# Task to complete:
The entries should each be set down again precisely.

# Dataset records:
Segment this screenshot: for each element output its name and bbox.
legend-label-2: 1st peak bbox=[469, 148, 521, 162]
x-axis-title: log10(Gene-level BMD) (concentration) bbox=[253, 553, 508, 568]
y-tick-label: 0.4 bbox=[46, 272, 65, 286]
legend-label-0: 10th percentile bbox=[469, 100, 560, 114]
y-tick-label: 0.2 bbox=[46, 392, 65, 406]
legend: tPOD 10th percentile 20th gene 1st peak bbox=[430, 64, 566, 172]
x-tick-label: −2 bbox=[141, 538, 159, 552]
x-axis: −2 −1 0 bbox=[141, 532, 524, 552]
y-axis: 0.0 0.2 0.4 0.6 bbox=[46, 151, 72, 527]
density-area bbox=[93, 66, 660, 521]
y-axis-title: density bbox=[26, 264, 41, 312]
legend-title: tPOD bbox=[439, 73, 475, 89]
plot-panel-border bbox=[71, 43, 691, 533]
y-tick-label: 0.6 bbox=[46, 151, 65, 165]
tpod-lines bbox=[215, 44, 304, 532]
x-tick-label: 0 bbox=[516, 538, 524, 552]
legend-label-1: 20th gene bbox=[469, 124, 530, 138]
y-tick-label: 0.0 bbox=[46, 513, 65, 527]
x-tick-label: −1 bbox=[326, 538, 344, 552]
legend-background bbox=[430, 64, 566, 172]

# Response to the task:
Segment this screenshot: for each element output its name and bbox.
legend-label-2: 1st peak bbox=[469, 148, 521, 162]
x-axis-title: log10(Gene-level BMD) (concentration) bbox=[253, 553, 508, 568]
y-tick-label: 0.4 bbox=[46, 272, 65, 286]
legend-label-0: 10th percentile bbox=[469, 100, 560, 114]
y-tick-label: 0.2 bbox=[46, 392, 65, 406]
legend: tPOD 10th percentile 20th gene 1st peak bbox=[430, 64, 566, 172]
x-tick-label: −2 bbox=[141, 538, 159, 552]
x-axis: −2 −1 0 bbox=[141, 532, 524, 552]
y-axis: 0.0 0.2 0.4 0.6 bbox=[46, 151, 72, 527]
density-area bbox=[93, 66, 660, 521]
y-axis-title: density bbox=[26, 264, 41, 312]
legend-title: tPOD bbox=[439, 73, 475, 89]
plot-panel-border bbox=[71, 43, 691, 533]
y-tick-label: 0.6 bbox=[46, 151, 65, 165]
tpod-lines bbox=[215, 44, 304, 532]
x-tick-label: 0 bbox=[516, 538, 524, 552]
legend-label-1: 20th gene bbox=[469, 124, 530, 138]
y-tick-label: 0.0 bbox=[46, 513, 65, 527]
x-tick-label: −1 bbox=[326, 538, 344, 552]
legend-background bbox=[430, 64, 566, 172]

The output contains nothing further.